--- Data for processing ---
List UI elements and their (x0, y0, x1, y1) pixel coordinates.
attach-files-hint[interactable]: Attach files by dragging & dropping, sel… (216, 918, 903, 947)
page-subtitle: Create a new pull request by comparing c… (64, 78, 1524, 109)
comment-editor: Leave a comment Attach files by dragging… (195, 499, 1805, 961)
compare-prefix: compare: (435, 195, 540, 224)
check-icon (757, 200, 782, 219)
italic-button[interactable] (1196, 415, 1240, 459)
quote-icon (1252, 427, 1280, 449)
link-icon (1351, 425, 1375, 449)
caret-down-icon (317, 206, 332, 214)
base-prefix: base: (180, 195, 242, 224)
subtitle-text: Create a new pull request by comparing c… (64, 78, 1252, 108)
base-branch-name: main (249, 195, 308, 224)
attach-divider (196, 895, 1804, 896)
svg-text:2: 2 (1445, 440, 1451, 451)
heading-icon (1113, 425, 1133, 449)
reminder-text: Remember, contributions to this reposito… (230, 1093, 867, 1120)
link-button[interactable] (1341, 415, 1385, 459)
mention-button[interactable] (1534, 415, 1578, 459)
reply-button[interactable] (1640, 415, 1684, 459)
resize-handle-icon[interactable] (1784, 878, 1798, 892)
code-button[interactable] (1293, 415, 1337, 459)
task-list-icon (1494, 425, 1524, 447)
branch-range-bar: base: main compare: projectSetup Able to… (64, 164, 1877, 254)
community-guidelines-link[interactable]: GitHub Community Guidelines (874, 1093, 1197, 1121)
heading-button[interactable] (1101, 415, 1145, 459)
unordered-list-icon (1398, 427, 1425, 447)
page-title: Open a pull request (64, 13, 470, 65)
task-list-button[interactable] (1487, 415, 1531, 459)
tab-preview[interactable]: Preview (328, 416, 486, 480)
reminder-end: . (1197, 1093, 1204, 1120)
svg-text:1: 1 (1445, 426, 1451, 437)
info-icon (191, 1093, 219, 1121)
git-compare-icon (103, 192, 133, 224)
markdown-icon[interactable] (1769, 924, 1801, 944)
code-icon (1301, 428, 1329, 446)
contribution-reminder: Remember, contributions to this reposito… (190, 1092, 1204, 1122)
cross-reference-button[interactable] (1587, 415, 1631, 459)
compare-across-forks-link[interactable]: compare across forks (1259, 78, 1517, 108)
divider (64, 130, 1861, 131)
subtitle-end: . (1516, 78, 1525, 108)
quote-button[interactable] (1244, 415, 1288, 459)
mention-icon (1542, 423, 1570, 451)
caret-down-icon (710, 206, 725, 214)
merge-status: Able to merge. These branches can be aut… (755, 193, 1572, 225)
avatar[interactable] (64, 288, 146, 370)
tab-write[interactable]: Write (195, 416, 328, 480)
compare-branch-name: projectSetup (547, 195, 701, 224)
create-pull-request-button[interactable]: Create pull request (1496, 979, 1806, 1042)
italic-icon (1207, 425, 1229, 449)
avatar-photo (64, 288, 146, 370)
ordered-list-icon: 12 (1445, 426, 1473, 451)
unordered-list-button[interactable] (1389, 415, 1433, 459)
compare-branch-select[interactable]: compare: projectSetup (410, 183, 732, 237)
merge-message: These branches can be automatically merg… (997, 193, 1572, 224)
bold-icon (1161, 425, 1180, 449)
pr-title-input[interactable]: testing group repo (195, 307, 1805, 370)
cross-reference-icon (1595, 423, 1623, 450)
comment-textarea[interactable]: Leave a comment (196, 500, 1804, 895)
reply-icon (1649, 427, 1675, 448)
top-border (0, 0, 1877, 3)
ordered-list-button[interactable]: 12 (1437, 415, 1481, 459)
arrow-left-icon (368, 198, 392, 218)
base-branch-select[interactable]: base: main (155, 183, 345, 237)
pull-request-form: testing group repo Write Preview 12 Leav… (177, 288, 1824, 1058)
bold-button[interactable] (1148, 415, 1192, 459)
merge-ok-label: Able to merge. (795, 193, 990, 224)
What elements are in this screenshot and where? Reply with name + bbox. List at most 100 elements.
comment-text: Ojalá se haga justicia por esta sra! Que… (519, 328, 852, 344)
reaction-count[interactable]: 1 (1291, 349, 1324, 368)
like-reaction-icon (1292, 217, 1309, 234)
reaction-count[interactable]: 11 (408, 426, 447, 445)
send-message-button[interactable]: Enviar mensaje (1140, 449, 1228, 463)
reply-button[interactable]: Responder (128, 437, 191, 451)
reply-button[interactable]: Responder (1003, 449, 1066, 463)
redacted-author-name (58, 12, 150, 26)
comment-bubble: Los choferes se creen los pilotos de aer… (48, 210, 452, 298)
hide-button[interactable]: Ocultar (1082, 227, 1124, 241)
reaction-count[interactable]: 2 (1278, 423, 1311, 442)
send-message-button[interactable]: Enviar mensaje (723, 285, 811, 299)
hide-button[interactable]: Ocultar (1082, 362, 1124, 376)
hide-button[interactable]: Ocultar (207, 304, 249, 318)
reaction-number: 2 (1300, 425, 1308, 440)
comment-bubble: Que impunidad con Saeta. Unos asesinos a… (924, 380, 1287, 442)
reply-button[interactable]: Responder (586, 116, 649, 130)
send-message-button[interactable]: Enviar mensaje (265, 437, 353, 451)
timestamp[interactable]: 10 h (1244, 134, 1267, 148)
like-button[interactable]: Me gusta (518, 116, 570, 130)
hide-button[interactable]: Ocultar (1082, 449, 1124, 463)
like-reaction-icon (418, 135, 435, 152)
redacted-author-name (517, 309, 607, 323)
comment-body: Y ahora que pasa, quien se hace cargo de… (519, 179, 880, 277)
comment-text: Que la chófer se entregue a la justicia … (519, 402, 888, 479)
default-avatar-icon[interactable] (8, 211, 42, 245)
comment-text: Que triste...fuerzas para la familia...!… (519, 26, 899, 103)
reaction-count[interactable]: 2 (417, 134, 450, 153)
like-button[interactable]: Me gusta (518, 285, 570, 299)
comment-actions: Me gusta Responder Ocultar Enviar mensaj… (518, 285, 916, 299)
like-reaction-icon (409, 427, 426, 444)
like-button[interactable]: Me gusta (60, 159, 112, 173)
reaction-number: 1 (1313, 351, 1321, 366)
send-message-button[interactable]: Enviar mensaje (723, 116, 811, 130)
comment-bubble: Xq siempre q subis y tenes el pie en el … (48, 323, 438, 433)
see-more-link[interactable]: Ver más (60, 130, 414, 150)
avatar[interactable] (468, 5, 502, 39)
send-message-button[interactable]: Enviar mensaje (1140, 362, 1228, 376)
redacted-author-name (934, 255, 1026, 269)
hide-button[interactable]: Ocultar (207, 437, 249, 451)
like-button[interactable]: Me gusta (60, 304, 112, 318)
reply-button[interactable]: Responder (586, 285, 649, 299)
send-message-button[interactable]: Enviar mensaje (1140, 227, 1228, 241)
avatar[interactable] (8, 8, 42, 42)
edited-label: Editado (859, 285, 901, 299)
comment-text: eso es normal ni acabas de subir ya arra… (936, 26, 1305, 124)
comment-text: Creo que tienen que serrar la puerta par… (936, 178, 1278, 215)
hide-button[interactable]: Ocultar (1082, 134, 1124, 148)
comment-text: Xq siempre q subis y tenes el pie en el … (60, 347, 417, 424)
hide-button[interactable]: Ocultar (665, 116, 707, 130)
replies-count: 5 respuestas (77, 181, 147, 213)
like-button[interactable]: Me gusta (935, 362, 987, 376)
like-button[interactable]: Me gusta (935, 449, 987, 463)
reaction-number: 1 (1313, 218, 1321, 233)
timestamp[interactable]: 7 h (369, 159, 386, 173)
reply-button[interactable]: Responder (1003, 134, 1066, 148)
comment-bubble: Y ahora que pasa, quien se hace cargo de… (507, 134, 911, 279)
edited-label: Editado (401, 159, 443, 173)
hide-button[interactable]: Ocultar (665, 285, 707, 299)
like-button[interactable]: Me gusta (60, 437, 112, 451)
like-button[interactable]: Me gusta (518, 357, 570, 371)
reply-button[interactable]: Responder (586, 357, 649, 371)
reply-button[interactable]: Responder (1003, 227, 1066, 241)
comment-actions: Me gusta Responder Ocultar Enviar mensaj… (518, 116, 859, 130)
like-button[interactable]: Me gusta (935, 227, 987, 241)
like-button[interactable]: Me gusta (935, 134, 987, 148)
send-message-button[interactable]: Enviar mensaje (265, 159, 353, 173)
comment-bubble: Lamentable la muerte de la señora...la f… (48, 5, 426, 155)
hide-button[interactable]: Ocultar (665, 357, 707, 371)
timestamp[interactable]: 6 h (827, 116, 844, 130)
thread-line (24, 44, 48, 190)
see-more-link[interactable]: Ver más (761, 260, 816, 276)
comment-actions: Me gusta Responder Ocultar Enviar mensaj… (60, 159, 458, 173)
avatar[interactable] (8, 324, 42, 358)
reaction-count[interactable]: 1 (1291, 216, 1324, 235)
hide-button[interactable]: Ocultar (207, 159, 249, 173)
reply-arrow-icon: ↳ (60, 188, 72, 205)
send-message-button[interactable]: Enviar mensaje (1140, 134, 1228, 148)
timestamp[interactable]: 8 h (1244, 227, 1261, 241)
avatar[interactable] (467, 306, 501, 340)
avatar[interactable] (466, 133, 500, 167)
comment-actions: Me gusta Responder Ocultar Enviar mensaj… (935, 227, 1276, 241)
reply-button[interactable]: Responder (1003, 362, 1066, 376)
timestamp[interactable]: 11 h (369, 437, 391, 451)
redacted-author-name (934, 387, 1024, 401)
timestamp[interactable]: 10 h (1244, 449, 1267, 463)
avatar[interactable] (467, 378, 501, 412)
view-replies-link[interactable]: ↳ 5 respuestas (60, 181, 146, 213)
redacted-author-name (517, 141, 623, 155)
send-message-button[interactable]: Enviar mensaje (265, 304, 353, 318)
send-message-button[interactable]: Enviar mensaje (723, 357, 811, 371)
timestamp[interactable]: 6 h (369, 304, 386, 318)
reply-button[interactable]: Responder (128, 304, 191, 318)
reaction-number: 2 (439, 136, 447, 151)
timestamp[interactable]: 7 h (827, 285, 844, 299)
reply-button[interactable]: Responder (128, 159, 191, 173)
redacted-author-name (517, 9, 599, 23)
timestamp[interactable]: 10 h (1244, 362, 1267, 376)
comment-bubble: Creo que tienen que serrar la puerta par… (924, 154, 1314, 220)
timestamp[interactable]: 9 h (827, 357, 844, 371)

--- Given request ---
Could you give the rows again from the start through the line with "caret-down-icon (710, 206, 725, 214)", inclusive, switching "divider" to "separator" and leaving everything else unchanged?

--- Answer for the task ---
List UI elements and their (x0, y0, x1, y1) pixel coordinates.
attach-files-hint[interactable]: Attach files by dragging & dropping, sel… (216, 918, 903, 947)
page-subtitle: Create a new pull request by comparing c… (64, 78, 1524, 109)
comment-editor: Leave a comment Attach files by dragging… (195, 499, 1805, 961)
compare-prefix: compare: (435, 195, 540, 224)
check-icon (757, 200, 782, 219)
italic-button[interactable] (1196, 415, 1240, 459)
quote-icon (1252, 427, 1280, 449)
link-icon (1351, 425, 1375, 449)
caret-down-icon (317, 206, 332, 214)
base-prefix: base: (180, 195, 242, 224)
subtitle-text: Create a new pull request by comparing c… (64, 78, 1252, 108)
base-branch-name: main (249, 195, 308, 224)
attach-separator (196, 895, 1804, 896)
svg-text:2: 2 (1445, 440, 1451, 451)
heading-icon (1113, 425, 1133, 449)
reminder-text: Remember, contributions to this reposito… (230, 1093, 867, 1120)
link-button[interactable] (1341, 415, 1385, 459)
mention-button[interactable] (1534, 415, 1578, 459)
reply-button[interactable] (1640, 415, 1684, 459)
resize-handle-icon[interactable] (1784, 878, 1798, 892)
code-button[interactable] (1293, 415, 1337, 459)
task-list-icon (1494, 425, 1524, 447)
branch-range-bar: base: main compare: projectSetup Able to… (64, 164, 1877, 254)
community-guidelines-link[interactable]: GitHub Community Guidelines (874, 1093, 1197, 1121)
heading-button[interactable] (1101, 415, 1145, 459)
unordered-list-icon (1398, 427, 1425, 447)
page-title: Open a pull request (64, 13, 470, 65)
task-list-button[interactable] (1487, 415, 1531, 459)
tab-preview[interactable]: Preview (328, 416, 486, 480)
reminder-end: . (1197, 1093, 1204, 1120)
svg-text:1: 1 (1445, 426, 1451, 437)
info-icon (191, 1093, 219, 1121)
git-compare-icon (103, 192, 133, 224)
markdown-icon[interactable] (1769, 924, 1801, 944)
code-icon (1301, 428, 1329, 446)
contribution-reminder: Remember, contributions to this reposito… (190, 1092, 1204, 1122)
cross-reference-button[interactable] (1587, 415, 1631, 459)
compare-across-forks-link[interactable]: compare across forks (1259, 78, 1517, 108)
separator (64, 130, 1861, 131)
subtitle-end: . (1516, 78, 1525, 108)
quote-button[interactable] (1244, 415, 1288, 459)
mention-icon (1542, 423, 1570, 451)
caret-down-icon (710, 206, 725, 214)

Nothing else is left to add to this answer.